*Task details:*
Below is a block of records. Copy every line in it that contains the word "this".

*Extracted data:*

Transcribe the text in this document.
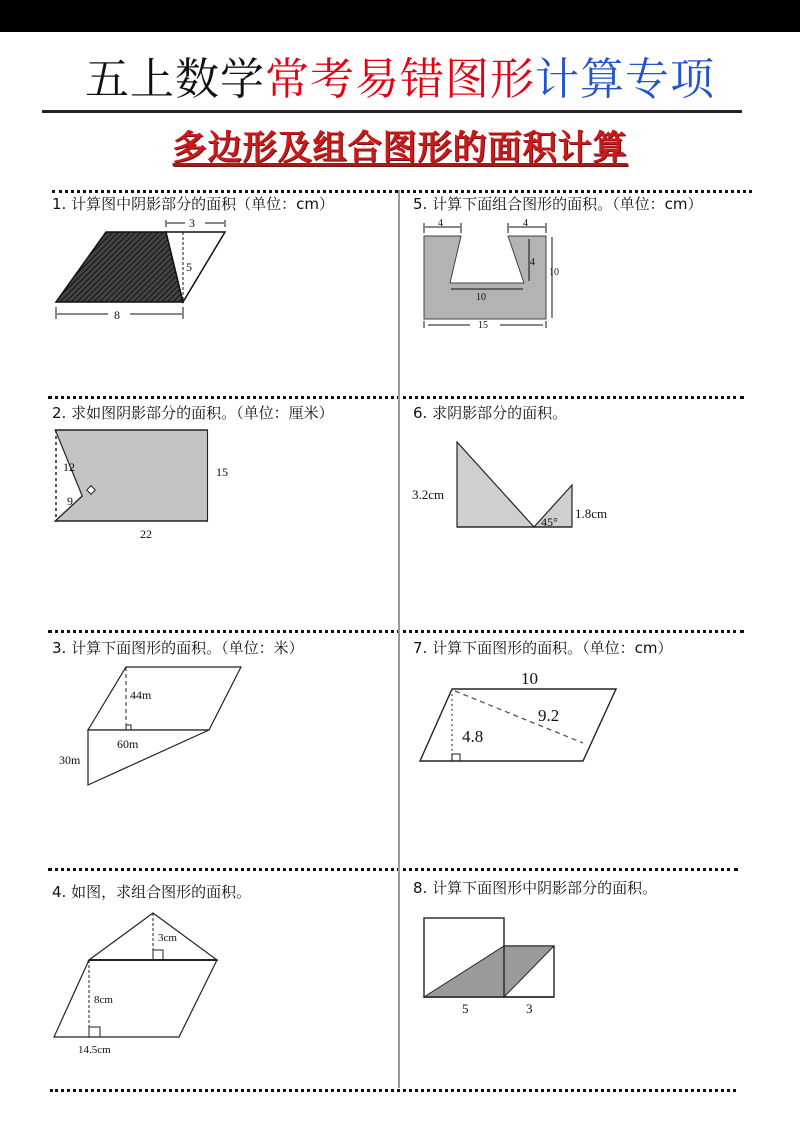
五上数学常考易错图形计算专项
多边形及组合图形的面积计算
1. 计算图中阴影部分的面积（单位：cm）
3
5
8
5. 计算下面组合图形的面积。（单位：cm）
4	4
4
10
10
15
2. 求如图阴影部分的面积。（单位：厘米）
12
9
15
22
6. 求阴影部分的面积。
3.2cm
1.8cm
45°
3. 计算下面图形的面积。（单位：米）
44m
60m
30m
7. 计算下面图形的面积。（单位：cm）
10
9.2
4.8
4. 如图，求组合图形的面积。
3cm
8cm
14.5cm
8. 计算下面图形中阴影部分的面积。
5	3
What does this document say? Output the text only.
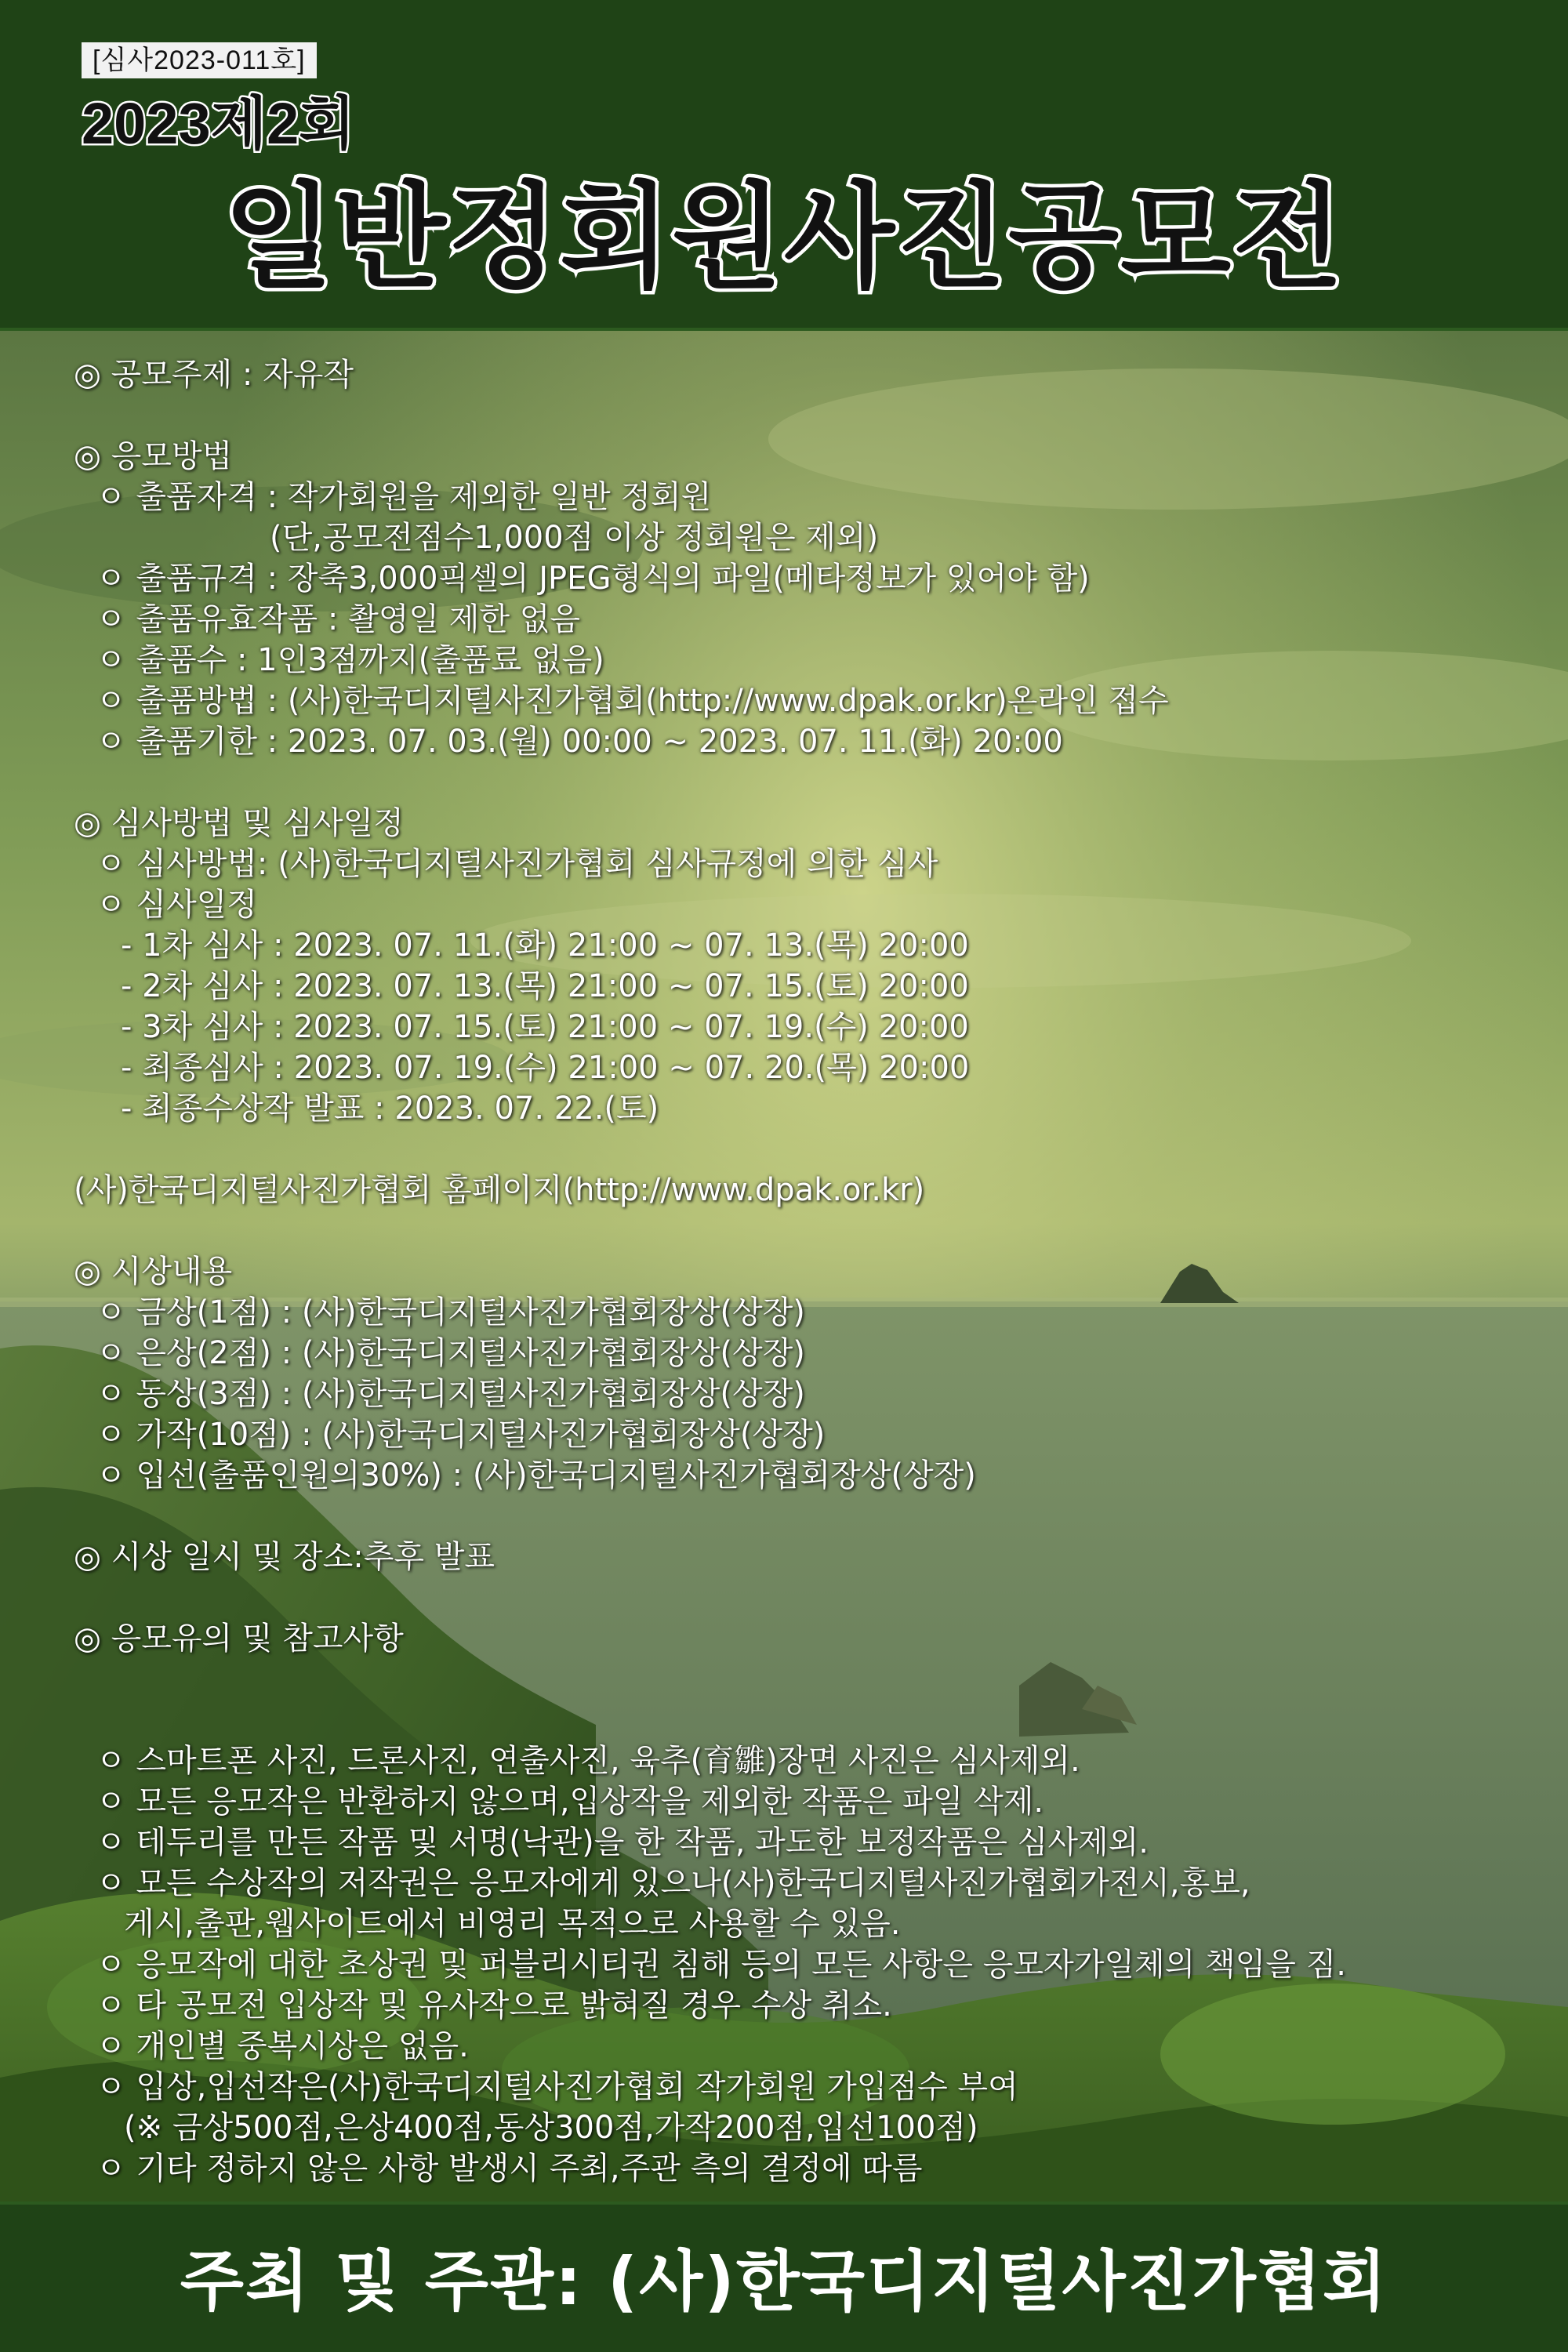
[심사2023-011호]
2023제2회
일반정회원사진공모전
◎ 공모주제 : 자유작
◎ 응모방법
ㅇ 출품자격 : 작가회원을 제외한 일반 정회원
(단,공모전점수1,000점 이상 정회원은 제외)
ㅇ 출품규격 : 장축3,000픽셀의 JPEG형식의 파일(메타정보가 있어야 함)
ㅇ 출품유효작품 : 촬영일 제한 없음
ㅇ 출품수 : 1인3점까지(출품료 없음)
ㅇ 출품방법 : (사)한국디지털사진가협회(http://www.dpak.or.kr)온라인 접수
ㅇ 출품기한 : 2023. 07. 03.(월) 00:00 ~ 2023. 07. 11.(화) 20:00
◎ 심사방법 및 심사일정
ㅇ 심사방법: (사)한국디지털사진가협회 심사규정에 의한 심사
ㅇ 심사일정
- 1차 심사 : 2023. 07. 11.(화) 21:00 ~ 07. 13.(목) 20:00
- 2차 심사 : 2023. 07. 13.(목) 21:00 ~ 07. 15.(토) 20:00
- 3차 심사 : 2023. 07. 15.(토) 21:00 ~ 07. 19.(수) 20:00
- 최종심사 : 2023. 07. 19.(수) 21:00 ~ 07. 20.(목) 20:00
- 최종수상작 발표 : 2023. 07. 22.(토)
(사)한국디지털사진가협회 홈페이지(http://www.dpak.or.kr)
◎ 시상내용
ㅇ 금상(1점) : (사)한국디지털사진가협회장상(상장)
ㅇ 은상(2점) : (사)한국디지털사진가협회장상(상장)
ㅇ 동상(3점) : (사)한국디지털사진가협회장상(상장)
ㅇ 가작(10점) : (사)한국디지털사진가협회장상(상장)
ㅇ 입선(출품인원의30%) : (사)한국디지털사진가협회장상(상장)
◎ 시상 일시 및 장소:추후 발표
◎ 응모유의 및 참고사항
ㅇ 스마트폰 사진, 드론사진, 연출사진, 육추(育雛)장면 사진은 심사제외.
ㅇ 모든 응모작은 반환하지 않으며,입상작을 제외한 작품은 파일 삭제.
ㅇ 테두리를 만든 작품 및 서명(낙관)을 한 작품, 과도한 보정작품은 심사제외.
ㅇ 모든 수상작의 저작권은 응모자에게 있으나(사)한국디지털사진가협회가전시,홍보,
게시,출판,웹사이트에서 비영리 목적으로 사용할 수 있음.
ㅇ 응모작에 대한 초상권 및 퍼블리시티권 침해 등의 모든 사항은 응모자가일체의 책임을 짐.
ㅇ 타 공모전 입상작 및 유사작으로 밝혀질 경우 수상 취소.
ㅇ 개인별 중복시상은 없음.
ㅇ 입상,입선작은(사)한국디지털사진가협회 작가회원 가입점수 부여
(※ 금상500점,은상400점,동상300점,가작200점,입선100점)
ㅇ 기타 정하지 않은 사항 발생시 주최,주관 측의 결정에 따름
주최 및 주관: (사)한국디지털사진가협회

*Reply:*
Transcribe the text in this document.
What does this document say? Output the text only.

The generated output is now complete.